To do
Which lines have the string "ECMWF"? Copy all of them from the entries below.

:: Data records

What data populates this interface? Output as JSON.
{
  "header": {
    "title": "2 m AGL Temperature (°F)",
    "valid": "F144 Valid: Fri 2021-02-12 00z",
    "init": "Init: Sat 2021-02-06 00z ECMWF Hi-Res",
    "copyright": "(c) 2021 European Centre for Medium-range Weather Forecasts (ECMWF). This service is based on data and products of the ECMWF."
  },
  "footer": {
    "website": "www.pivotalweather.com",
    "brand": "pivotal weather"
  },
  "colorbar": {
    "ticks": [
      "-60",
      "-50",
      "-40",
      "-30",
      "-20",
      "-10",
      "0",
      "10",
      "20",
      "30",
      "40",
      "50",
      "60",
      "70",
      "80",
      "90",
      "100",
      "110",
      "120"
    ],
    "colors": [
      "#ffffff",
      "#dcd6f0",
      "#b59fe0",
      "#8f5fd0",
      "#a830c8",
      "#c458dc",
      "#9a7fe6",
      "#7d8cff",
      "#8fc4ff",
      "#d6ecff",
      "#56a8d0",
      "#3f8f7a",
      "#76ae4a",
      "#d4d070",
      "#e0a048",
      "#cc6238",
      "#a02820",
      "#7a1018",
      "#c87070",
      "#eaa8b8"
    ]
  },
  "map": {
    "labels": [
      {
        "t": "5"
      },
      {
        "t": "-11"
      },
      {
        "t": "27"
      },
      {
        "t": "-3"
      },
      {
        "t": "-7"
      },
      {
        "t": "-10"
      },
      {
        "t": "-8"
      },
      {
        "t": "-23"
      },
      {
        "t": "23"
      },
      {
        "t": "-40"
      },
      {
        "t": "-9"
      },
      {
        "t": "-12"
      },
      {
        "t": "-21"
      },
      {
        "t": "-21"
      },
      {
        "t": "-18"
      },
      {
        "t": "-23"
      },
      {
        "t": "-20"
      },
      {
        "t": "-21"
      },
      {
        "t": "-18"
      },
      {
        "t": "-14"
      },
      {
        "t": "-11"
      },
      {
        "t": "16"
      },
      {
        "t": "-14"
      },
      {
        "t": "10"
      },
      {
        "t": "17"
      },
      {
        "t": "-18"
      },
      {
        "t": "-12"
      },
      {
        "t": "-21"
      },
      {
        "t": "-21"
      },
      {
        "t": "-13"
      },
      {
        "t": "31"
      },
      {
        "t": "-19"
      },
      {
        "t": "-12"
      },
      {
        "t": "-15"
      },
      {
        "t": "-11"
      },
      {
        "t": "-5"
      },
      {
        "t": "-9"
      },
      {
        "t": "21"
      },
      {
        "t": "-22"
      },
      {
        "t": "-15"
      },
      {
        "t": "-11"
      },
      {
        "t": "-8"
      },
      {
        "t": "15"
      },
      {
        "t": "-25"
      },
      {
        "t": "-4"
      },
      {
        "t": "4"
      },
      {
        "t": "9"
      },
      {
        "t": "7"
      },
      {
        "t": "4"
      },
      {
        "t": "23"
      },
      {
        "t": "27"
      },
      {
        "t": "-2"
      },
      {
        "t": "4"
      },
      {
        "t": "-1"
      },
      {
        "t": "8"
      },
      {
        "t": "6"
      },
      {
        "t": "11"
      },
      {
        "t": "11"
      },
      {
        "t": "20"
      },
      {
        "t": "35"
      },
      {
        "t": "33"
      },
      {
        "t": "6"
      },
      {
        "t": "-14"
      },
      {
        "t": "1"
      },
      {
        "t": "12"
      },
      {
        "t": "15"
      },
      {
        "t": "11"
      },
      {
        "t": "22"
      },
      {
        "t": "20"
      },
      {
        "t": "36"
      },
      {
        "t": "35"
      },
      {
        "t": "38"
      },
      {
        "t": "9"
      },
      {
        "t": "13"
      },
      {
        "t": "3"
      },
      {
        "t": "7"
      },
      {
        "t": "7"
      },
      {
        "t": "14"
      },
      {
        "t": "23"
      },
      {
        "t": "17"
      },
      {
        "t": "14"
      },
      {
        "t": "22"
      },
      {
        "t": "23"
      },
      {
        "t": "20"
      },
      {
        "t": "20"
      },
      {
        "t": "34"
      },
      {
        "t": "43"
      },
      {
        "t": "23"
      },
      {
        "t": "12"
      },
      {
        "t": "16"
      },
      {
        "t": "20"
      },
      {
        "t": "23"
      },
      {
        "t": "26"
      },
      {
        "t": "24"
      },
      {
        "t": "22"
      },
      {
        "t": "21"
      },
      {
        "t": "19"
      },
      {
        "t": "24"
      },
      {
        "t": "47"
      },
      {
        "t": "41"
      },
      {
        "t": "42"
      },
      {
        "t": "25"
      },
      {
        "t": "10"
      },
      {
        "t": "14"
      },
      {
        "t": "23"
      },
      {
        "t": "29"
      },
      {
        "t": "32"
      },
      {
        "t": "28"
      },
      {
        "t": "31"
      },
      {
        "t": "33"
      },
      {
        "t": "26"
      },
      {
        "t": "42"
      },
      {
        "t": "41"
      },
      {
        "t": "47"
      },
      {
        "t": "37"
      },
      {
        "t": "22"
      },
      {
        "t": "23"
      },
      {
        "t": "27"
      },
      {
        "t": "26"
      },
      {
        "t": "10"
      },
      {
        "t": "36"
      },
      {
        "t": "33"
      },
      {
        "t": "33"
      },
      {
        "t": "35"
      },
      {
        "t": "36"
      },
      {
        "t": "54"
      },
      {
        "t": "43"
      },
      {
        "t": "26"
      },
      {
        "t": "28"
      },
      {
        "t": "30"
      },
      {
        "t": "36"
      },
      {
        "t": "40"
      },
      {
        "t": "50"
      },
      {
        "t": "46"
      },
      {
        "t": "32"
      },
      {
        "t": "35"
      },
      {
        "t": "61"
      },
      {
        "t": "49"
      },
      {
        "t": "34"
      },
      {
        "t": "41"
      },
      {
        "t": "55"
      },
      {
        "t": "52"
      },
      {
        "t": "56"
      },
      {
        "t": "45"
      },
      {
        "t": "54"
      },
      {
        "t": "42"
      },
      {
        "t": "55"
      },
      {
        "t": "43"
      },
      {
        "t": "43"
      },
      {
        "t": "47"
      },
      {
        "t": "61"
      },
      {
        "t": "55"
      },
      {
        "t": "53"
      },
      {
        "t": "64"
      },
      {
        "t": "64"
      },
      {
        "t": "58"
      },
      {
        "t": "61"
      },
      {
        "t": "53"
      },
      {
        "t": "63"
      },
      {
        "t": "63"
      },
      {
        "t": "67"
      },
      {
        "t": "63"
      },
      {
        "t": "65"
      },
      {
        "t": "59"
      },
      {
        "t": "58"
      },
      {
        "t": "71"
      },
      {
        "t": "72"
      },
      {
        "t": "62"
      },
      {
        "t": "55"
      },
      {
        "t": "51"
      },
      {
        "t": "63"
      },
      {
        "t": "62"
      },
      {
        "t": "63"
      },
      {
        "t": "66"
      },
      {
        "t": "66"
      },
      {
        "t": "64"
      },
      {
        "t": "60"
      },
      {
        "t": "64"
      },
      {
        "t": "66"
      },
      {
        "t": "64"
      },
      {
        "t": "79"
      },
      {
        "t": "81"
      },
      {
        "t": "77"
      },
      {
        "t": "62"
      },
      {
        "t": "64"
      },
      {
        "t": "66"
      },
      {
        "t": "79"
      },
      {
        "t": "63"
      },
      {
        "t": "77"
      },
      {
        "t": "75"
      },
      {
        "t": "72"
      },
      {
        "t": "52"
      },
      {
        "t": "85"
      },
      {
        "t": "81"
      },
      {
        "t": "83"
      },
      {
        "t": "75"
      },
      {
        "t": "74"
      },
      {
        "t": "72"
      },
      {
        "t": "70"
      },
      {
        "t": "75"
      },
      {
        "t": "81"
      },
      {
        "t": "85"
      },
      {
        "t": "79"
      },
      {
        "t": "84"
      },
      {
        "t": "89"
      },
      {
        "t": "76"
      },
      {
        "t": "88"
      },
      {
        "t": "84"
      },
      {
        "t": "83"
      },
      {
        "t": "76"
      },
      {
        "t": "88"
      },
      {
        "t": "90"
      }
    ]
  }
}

::::

Output below
    "init": "Init: Sat 2021-02-06 00z ECMWF Hi-Res",
    "copyright": "(c) 2021 European Centre for Medium-range Weather Forecasts (ECMWF). This service is based on data and products of the ECMWF."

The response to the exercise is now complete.